## Requirement
Write out each line in which the string "canto" is present.

═════ Data shown

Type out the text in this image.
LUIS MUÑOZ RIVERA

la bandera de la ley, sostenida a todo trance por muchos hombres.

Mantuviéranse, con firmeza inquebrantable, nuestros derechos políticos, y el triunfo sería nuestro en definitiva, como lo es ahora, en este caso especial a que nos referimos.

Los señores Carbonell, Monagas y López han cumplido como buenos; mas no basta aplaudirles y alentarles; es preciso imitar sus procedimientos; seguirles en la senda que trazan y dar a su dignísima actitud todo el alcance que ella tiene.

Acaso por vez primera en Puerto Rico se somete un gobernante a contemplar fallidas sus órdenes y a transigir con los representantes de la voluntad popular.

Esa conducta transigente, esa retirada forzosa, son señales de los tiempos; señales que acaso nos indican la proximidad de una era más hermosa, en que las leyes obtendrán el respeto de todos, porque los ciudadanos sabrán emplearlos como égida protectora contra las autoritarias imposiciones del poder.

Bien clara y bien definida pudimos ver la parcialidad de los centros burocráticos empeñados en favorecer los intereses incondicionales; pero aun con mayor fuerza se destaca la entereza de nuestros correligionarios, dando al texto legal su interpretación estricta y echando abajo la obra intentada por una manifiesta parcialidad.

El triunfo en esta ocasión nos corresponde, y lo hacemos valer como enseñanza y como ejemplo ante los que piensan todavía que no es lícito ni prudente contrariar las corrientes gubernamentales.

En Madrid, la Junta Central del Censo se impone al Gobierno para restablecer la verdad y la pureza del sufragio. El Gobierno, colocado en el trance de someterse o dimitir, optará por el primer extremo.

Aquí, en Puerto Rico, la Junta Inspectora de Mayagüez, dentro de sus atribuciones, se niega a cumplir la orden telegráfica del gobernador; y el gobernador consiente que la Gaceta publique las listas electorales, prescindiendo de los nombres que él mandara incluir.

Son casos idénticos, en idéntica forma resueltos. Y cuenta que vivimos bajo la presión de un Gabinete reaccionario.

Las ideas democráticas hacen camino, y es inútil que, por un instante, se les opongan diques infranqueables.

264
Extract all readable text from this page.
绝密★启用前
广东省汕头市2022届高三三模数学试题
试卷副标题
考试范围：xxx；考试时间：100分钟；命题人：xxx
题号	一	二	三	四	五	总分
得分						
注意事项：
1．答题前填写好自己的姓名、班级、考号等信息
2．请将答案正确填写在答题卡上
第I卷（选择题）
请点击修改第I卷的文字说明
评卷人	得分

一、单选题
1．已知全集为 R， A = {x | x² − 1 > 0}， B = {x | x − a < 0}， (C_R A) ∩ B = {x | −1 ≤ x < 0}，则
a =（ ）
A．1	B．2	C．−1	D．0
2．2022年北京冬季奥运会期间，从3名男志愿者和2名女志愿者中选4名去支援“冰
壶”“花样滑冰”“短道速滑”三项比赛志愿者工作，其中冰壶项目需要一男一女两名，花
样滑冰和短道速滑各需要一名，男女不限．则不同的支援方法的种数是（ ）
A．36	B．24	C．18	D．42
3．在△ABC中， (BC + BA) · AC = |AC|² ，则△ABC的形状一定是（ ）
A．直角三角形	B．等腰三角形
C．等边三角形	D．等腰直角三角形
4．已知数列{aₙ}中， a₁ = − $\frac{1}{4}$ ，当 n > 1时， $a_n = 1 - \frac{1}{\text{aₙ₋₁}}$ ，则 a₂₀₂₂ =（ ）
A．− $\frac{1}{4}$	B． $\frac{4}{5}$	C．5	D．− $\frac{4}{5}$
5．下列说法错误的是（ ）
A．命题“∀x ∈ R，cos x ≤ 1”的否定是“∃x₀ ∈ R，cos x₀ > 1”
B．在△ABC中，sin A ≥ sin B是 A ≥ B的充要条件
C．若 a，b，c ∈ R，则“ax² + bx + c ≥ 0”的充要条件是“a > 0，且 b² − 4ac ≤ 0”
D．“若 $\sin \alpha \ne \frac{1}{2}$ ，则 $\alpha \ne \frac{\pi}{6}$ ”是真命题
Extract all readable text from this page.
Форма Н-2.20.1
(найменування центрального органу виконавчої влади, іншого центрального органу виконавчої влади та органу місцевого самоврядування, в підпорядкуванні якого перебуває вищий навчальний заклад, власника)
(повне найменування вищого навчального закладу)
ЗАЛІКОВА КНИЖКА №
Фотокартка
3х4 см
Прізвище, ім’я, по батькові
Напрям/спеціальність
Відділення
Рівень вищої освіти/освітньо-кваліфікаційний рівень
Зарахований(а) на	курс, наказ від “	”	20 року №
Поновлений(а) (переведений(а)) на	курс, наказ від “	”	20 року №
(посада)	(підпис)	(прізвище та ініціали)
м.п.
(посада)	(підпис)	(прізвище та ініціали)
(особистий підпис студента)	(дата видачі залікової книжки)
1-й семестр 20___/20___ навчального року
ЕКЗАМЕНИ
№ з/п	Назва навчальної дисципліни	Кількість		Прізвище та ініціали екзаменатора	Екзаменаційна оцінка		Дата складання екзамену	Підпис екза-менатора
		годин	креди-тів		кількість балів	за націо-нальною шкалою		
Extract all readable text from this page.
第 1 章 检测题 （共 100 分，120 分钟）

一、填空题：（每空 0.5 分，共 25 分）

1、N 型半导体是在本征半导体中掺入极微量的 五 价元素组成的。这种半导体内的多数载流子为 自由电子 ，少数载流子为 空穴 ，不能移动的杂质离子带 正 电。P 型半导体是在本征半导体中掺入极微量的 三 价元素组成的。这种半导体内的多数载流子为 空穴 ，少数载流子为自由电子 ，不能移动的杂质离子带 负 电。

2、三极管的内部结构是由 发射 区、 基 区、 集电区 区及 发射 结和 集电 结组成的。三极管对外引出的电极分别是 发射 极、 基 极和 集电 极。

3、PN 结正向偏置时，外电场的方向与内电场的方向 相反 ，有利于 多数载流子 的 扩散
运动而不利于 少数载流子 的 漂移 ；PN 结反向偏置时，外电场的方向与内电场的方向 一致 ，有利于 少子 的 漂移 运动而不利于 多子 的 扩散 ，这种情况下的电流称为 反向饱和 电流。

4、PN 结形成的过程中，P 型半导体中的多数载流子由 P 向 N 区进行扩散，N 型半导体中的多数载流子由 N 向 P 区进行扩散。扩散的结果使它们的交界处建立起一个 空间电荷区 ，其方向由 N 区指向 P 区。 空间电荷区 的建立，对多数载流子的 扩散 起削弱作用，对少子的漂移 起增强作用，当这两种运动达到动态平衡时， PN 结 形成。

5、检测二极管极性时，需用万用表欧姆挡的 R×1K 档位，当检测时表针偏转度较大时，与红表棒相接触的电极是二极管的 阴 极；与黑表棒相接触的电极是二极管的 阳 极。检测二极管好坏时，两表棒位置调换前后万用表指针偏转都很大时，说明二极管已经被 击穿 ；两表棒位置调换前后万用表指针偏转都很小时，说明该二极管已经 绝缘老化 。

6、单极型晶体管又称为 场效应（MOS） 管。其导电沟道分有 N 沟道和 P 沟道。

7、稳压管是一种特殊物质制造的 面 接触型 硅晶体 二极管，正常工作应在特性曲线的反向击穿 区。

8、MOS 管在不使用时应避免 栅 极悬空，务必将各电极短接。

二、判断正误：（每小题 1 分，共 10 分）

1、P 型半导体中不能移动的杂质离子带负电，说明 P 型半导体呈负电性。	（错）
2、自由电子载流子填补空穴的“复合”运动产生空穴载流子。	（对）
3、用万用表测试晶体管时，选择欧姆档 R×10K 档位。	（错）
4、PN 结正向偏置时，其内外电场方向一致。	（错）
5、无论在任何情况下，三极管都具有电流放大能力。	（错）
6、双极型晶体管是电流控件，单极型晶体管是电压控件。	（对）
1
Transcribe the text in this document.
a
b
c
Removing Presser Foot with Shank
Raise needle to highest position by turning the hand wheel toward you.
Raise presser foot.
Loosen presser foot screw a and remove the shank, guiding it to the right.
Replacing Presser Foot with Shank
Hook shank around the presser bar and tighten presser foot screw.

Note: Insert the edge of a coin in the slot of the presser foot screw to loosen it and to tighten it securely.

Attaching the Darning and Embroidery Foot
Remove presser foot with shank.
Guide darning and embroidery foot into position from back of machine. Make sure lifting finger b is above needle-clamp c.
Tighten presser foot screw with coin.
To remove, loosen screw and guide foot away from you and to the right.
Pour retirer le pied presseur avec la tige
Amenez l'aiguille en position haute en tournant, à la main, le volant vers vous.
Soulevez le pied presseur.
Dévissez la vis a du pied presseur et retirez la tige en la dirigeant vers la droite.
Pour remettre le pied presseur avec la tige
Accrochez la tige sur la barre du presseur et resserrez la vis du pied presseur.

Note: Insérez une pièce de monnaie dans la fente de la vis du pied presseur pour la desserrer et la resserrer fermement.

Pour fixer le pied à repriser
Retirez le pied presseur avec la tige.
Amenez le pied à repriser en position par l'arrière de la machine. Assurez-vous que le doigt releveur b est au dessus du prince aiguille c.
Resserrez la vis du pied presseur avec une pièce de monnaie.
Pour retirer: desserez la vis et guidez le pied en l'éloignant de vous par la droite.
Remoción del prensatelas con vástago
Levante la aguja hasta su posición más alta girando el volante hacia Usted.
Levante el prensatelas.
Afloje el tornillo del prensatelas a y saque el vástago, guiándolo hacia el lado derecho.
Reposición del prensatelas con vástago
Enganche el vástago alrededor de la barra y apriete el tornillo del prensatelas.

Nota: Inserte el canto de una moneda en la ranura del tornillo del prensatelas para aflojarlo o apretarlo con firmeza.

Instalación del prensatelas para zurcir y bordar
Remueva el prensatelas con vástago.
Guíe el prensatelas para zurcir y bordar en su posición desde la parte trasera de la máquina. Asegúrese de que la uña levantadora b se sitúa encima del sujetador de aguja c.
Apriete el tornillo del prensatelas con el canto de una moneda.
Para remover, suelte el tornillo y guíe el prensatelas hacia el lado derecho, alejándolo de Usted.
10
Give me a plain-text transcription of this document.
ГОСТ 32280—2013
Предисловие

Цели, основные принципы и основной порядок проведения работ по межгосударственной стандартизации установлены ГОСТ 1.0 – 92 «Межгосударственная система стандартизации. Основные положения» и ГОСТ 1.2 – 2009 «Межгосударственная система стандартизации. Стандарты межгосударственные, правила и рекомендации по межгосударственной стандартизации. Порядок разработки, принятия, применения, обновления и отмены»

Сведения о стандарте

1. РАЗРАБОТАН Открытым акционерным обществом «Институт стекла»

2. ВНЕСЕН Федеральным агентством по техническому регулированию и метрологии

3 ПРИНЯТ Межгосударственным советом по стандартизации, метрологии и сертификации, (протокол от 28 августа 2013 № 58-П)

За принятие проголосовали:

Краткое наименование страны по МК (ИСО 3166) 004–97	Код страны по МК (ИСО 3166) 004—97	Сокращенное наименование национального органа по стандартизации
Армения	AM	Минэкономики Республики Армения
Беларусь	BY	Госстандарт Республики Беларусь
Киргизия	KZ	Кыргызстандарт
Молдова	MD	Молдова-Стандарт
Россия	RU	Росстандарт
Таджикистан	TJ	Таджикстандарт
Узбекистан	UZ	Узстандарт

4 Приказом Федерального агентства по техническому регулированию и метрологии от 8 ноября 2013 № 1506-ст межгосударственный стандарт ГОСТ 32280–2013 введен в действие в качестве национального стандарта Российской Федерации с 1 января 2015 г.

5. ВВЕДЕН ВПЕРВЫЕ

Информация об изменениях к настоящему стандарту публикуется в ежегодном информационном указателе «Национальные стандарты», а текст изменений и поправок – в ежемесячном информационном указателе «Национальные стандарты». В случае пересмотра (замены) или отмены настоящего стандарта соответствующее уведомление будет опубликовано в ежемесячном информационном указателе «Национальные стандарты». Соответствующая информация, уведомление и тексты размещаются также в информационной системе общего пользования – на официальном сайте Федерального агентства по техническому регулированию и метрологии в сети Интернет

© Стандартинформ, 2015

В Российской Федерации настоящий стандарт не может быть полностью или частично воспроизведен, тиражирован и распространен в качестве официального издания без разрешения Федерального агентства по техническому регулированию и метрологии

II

══════════

## Written solution
Nota: Inserte el canto de una moneda en la ranura del tornillo del prensatelas para aflojarlo o apretarlo con firmeza.
Apriete el tornillo del prensatelas con el canto de una moneda.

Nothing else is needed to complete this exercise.